* [Stated exercise] Search the data below for "conexión"; list each line that holds it.
+++ Dataset content +++
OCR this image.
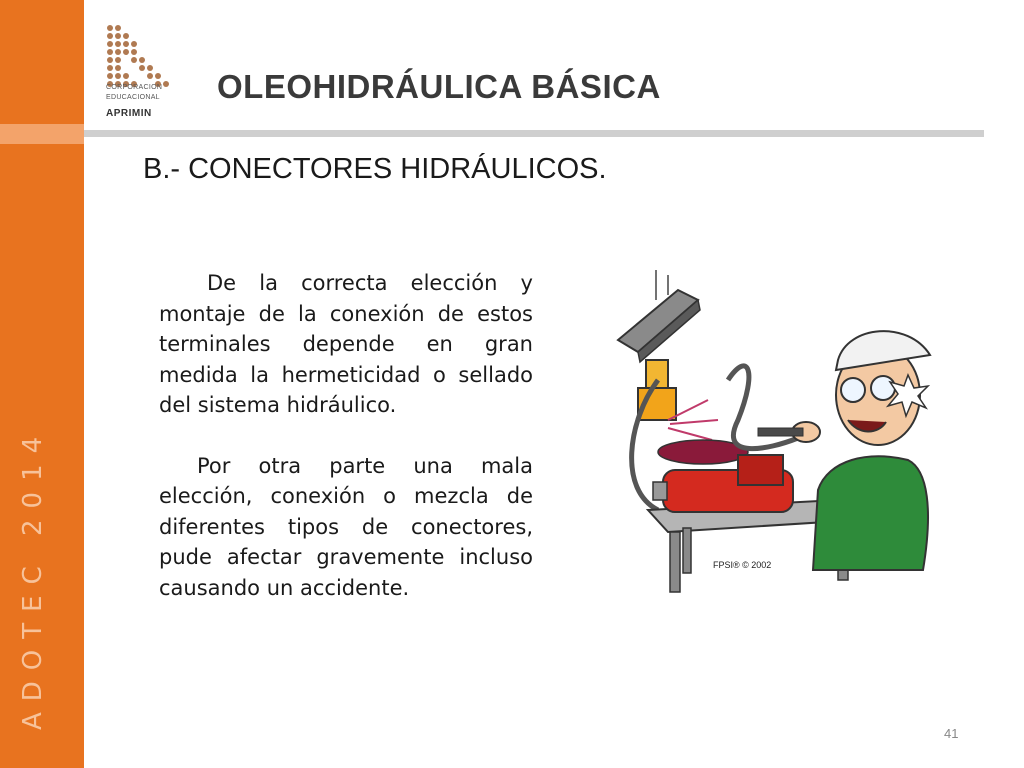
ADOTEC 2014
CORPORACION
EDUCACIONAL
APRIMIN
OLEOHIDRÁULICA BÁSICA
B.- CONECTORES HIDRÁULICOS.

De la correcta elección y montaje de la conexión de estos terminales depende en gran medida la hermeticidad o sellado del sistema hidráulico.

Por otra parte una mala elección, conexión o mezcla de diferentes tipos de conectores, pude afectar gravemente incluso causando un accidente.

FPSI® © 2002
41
+++
+++ Dataset content +++
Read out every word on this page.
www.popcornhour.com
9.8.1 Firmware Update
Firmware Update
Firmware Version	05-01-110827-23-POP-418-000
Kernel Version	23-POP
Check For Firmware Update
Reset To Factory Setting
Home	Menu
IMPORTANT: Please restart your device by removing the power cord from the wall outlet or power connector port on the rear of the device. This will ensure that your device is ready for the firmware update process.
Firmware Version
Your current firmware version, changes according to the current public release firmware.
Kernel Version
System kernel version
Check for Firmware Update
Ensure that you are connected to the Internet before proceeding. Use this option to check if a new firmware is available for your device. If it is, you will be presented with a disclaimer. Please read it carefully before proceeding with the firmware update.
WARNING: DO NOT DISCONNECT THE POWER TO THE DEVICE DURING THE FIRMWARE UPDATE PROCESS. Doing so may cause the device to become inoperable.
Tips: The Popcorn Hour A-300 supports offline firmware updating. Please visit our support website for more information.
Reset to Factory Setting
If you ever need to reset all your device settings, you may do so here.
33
+++
* [Exercise response]
De la correcta elección y montaje de la conexión de estos terminales depende en gran medida la hermeticidad o sellado del sistema hidráulico.
Por otra parte una mala elección, conexión o mezcla de diferentes tipos de conectores, pude afectar gravemente incluso causando un accidente.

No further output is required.